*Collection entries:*
# # #
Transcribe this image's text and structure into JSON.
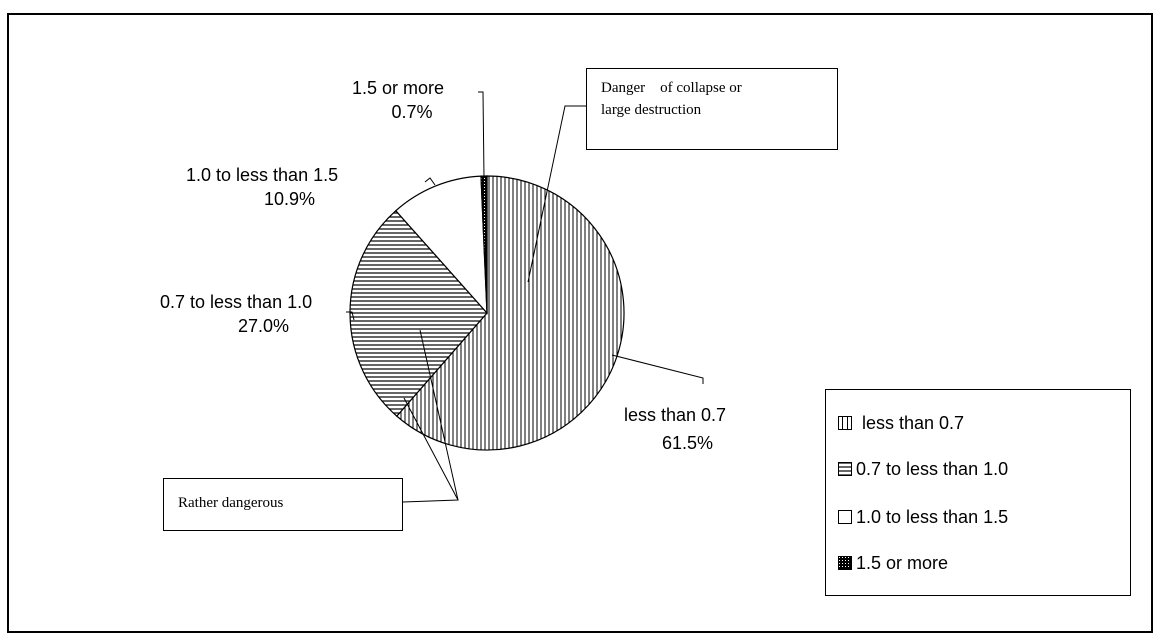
{
  "chart_data": {
    "type": "pie",
    "categories": [
      "less than 0.7",
      "0.7 to less than 1.0",
      "1.0 to less than 1.5",
      "1.5 or more"
    ],
    "values": [
      61.5,
      27.0,
      10.9,
      0.7
    ],
    "value_labels": [
      "61.5%",
      "27.0%",
      "10.9%",
      "0.7%"
    ],
    "patterns": [
      "vertical-lines",
      "horizontal-lines",
      "solid-white",
      "cross-hatch"
    ],
    "legend_position": "bottom-right",
    "annotations": [
      {
        "text": "Danger    of collapse or large destruction",
        "lines": [
          "Danger    of collapse or",
          "large destruction"
        ]
      },
      {
        "text": "Rather dangerous",
        "lines": [
          "Rather dangerous"
        ]
      }
    ]
  },
  "legend": {
    "items": [
      "less than 0.7",
      "0.7 to less than 1.0",
      "1.0 to less than 1.5",
      "1.5 or more"
    ]
  },
  "colors": {
    "stroke": "#000000",
    "background": "#ffffff"
  }
}
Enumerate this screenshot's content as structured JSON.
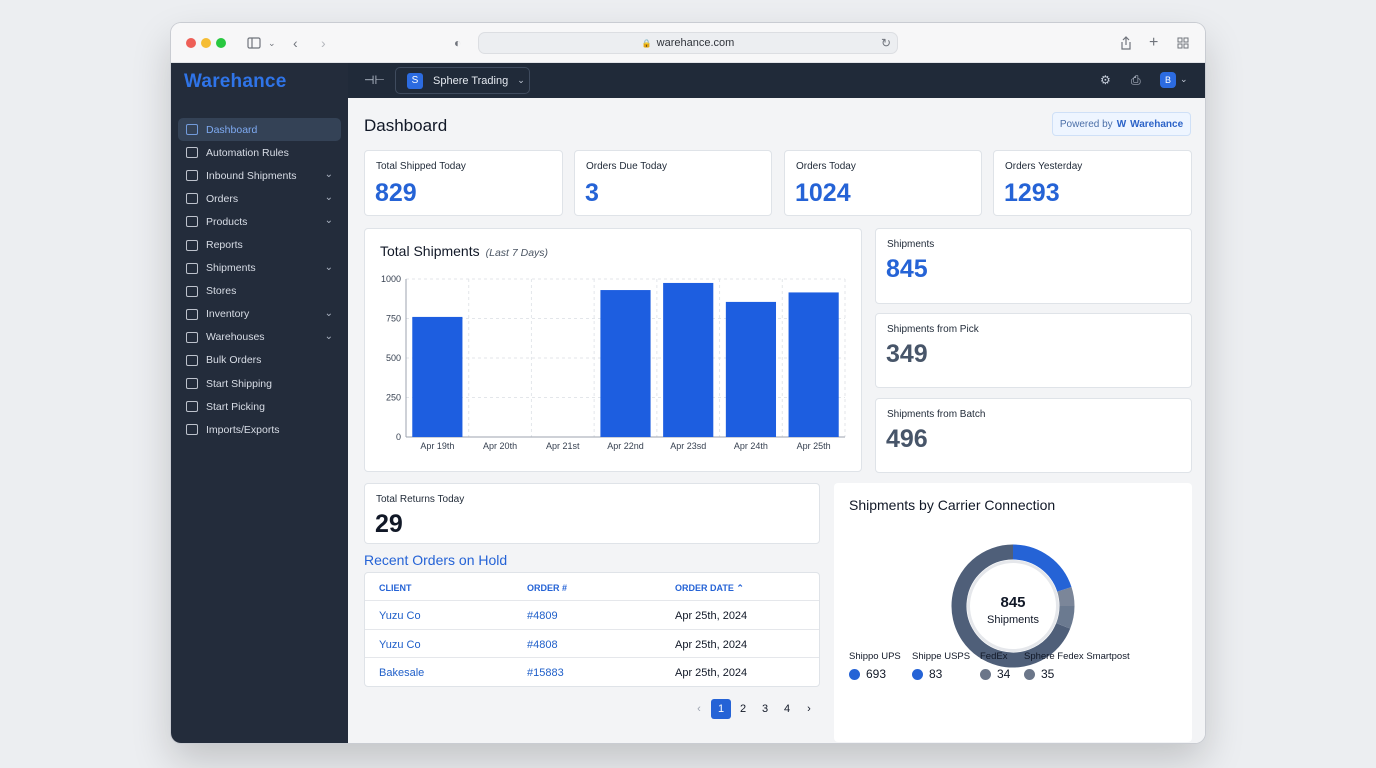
{
  "browser": {
    "url": "warehance.com"
  },
  "app": {
    "logo": "Warehance"
  },
  "sidebar": {
    "items": [
      {
        "label": "Dashboard",
        "active": true,
        "expandable": false,
        "icon": "monitor-icon"
      },
      {
        "label": "Automation Rules",
        "expandable": false,
        "icon": "automation-icon"
      },
      {
        "label": "Inbound Shipments",
        "expandable": true,
        "icon": "clipboard-icon"
      },
      {
        "label": "Orders",
        "expandable": true,
        "icon": "folder-icon"
      },
      {
        "label": "Products",
        "expandable": true,
        "icon": "boxes-icon"
      },
      {
        "label": "Reports",
        "expandable": false,
        "icon": "clock-icon"
      },
      {
        "label": "Shipments",
        "expandable": true,
        "icon": "list-icon"
      },
      {
        "label": "Stores",
        "expandable": false,
        "icon": "database-icon"
      },
      {
        "label": "Inventory",
        "expandable": true,
        "icon": "truck-icon"
      },
      {
        "label": "Warehouses",
        "expandable": true,
        "icon": "warehouse-icon"
      },
      {
        "label": "Bulk Orders",
        "expandable": false,
        "icon": "package-icon"
      },
      {
        "label": "Start Shipping",
        "expandable": false,
        "icon": "shipping-icon"
      },
      {
        "label": "Start Picking",
        "expandable": false,
        "icon": "radio-icon"
      },
      {
        "label": "Imports/Exports",
        "expandable": false,
        "icon": "arrows-icon"
      }
    ]
  },
  "topbar": {
    "tenant_initial": "S",
    "tenant_name": "Sphere Trading",
    "user_initial": "B"
  },
  "header": {
    "title": "Dashboard",
    "powered_by": "Powered by",
    "powered_brand": "Warehance"
  },
  "stats": [
    {
      "label": "Total Shipped Today",
      "value": "829"
    },
    {
      "label": "Orders Due Today",
      "value": "3"
    },
    {
      "label": "Orders Today",
      "value": "1024"
    },
    {
      "label": "Orders Yesterday",
      "value": "1293"
    }
  ],
  "side_stats": [
    {
      "label": "Shipments",
      "value": "845"
    },
    {
      "label": "Shipments from Pick",
      "value": "349"
    },
    {
      "label": "Shipments from Batch",
      "value": "496"
    }
  ],
  "returns": {
    "label": "Total Returns Today",
    "value": "29"
  },
  "chart_data": {
    "type": "bar",
    "title": "Total Shipments",
    "subtitle": "(Last 7 Days)",
    "categories": [
      "Apr 19th",
      "Apr 20th",
      "Apr 21st",
      "Apr 22nd",
      "Apr 23sd",
      "Apr 24th",
      "Apr 25th"
    ],
    "values": [
      760,
      0,
      0,
      930,
      975,
      855,
      915
    ],
    "ylim": [
      0,
      1000
    ],
    "yticks": [
      0,
      250,
      500,
      750,
      1000
    ],
    "grid": true,
    "color": "#1d5ee0"
  },
  "recent_orders": {
    "title": "Recent Orders on Hold",
    "columns": [
      "CLIENT",
      "ORDER #",
      "ORDER DATE"
    ],
    "rows": [
      {
        "client": "Yuzu Co",
        "order": "#4809",
        "date": "Apr 25th, 2024"
      },
      {
        "client": "Yuzu Co",
        "order": "#4808",
        "date": "Apr 25th, 2024"
      },
      {
        "client": "Bakesale",
        "order": "#15883",
        "date": "Apr 25th, 2024"
      }
    ],
    "pages": [
      "1",
      "2",
      "3",
      "4"
    ],
    "current_page": "1"
  },
  "carrier": {
    "title": "Shipments by Carrier Connection",
    "total": "845",
    "total_label": "Shipments",
    "items": [
      {
        "name": "Shippo UPS",
        "value": "693",
        "color": "#4f5f79"
      },
      {
        "name": "Shippe USPS",
        "value": "83",
        "color": "#2563d6"
      },
      {
        "name": "FedEx",
        "value": "34",
        "color": "#7b8699"
      },
      {
        "name": "Sphere Fedex Smartpost",
        "value": "35",
        "color": "#6b7a90"
      }
    ]
  }
}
# # #
*REQUEST:* Omit the images and transcribe all of the records above word for word.

*THE ANSWER:*
Transcribe this image's text and structure into JSON.
{
  "chart_data": {
    "type": "pie",
    "categories": [
      "less than 0.7",
      "0.7 to less than 1.0",
      "1.0 to less than 1.5",
      "1.5 or more"
    ],
    "values": [
      61.5,
      27.0,
      10.9,
      0.7
    ],
    "value_labels": [
      "61.5%",
      "27.0%",
      "10.9%",
      "0.7%"
    ],
    "patterns": [
      "vertical-lines",
      "horizontal-lines",
      "solid-white",
      "cross-hatch"
    ],
    "legend_position": "bottom-right",
    "annotations": [
      {
        "text": "Danger    of collapse or large destruction",
        "lines": [
          "Danger    of collapse or",
          "large destruction"
        ]
      },
      {
        "text": "Rather dangerous",
        "lines": [
          "Rather dangerous"
        ]
      }
    ]
  },
  "legend": {
    "items": [
      "less than 0.7",
      "0.7 to less than 1.0",
      "1.0 to less than 1.5",
      "1.5 or more"
    ]
  },
  "colors": {
    "stroke": "#000000",
    "background": "#ffffff"
  }
}
Enumerate this screenshot's content as structured JSON.
{
  "browser": {
    "url": "warehance.com"
  },
  "app": {
    "logo": "Warehance"
  },
  "sidebar": {
    "items": [
      {
        "label": "Dashboard",
        "active": true,
        "expandable": false,
        "icon": "monitor-icon"
      },
      {
        "label": "Automation Rules",
        "expandable": false,
        "icon": "automation-icon"
      },
      {
        "label": "Inbound Shipments",
        "expandable": true,
        "icon": "clipboard-icon"
      },
      {
        "label": "Orders",
        "expandable": true,
        "icon": "folder-icon"
      },
      {
        "label": "Products",
        "expandable": true,
        "icon": "boxes-icon"
      },
      {
        "label": "Reports",
        "expandable": false,
        "icon": "clock-icon"
      },
      {
        "label": "Shipments",
        "expandable": true,
        "icon": "list-icon"
      },
      {
        "label": "Stores",
        "expandable": false,
        "icon": "database-icon"
      },
      {
        "label": "Inventory",
        "expandable": true,
        "icon": "truck-icon"
      },
      {
        "label": "Warehouses",
        "expandable": true,
        "icon": "warehouse-icon"
      },
      {
        "label": "Bulk Orders",
        "expandable": false,
        "icon": "package-icon"
      },
      {
        "label": "Start Shipping",
        "expandable": false,
        "icon": "shipping-icon"
      },
      {
        "label": "Start Picking",
        "expandable": false,
        "icon": "radio-icon"
      },
      {
        "label": "Imports/Exports",
        "expandable": false,
        "icon": "arrows-icon"
      }
    ]
  },
  "topbar": {
    "tenant_initial": "S",
    "tenant_name": "Sphere Trading",
    "user_initial": "B"
  },
  "header": {
    "title": "Dashboard",
    "powered_by": "Powered by",
    "powered_brand": "Warehance"
  },
  "stats": [
    {
      "label": "Total Shipped Today",
      "value": "829"
    },
    {
      "label": "Orders Due Today",
      "value": "3"
    },
    {
      "label": "Orders Today",
      "value": "1024"
    },
    {
      "label": "Orders Yesterday",
      "value": "1293"
    }
  ],
  "side_stats": [
    {
      "label": "Shipments",
      "value": "845"
    },
    {
      "label": "Shipments from Pick",
      "value": "349"
    },
    {
      "label": "Shipments from Batch",
      "value": "496"
    }
  ],
  "returns": {
    "label": "Total Returns Today",
    "value": "29"
  },
  "chart_data": {
    "type": "bar",
    "title": "Total Shipments",
    "subtitle": "(Last 7 Days)",
    "categories": [
      "Apr 19th",
      "Apr 20th",
      "Apr 21st",
      "Apr 22nd",
      "Apr 23sd",
      "Apr 24th",
      "Apr 25th"
    ],
    "values": [
      760,
      0,
      0,
      930,
      975,
      855,
      915
    ],
    "ylim": [
      0,
      1000
    ],
    "yticks": [
      0,
      250,
      500,
      750,
      1000
    ],
    "grid": true,
    "color": "#1d5ee0"
  },
  "recent_orders": {
    "title": "Recent Orders on Hold",
    "columns": [
      "CLIENT",
      "ORDER #",
      "ORDER DATE"
    ],
    "rows": [
      {
        "client": "Yuzu Co",
        "order": "#4809",
        "date": "Apr 25th, 2024"
      },
      {
        "client": "Yuzu Co",
        "order": "#4808",
        "date": "Apr 25th, 2024"
      },
      {
        "client": "Bakesale",
        "order": "#15883",
        "date": "Apr 25th, 2024"
      }
    ],
    "pages": [
      "1",
      "2",
      "3",
      "4"
    ],
    "current_page": "1"
  },
  "carrier": {
    "title": "Shipments by Carrier Connection",
    "total": "845",
    "total_label": "Shipments",
    "items": [
      {
        "name": "Shippo UPS",
        "value": "693",
        "color": "#4f5f79"
      },
      {
        "name": "Shippe USPS",
        "value": "83",
        "color": "#2563d6"
      },
      {
        "name": "FedEx",
        "value": "34",
        "color": "#7b8699"
      },
      {
        "name": "Sphere Fedex Smartpost",
        "value": "35",
        "color": "#6b7a90"
      }
    ]
  }
}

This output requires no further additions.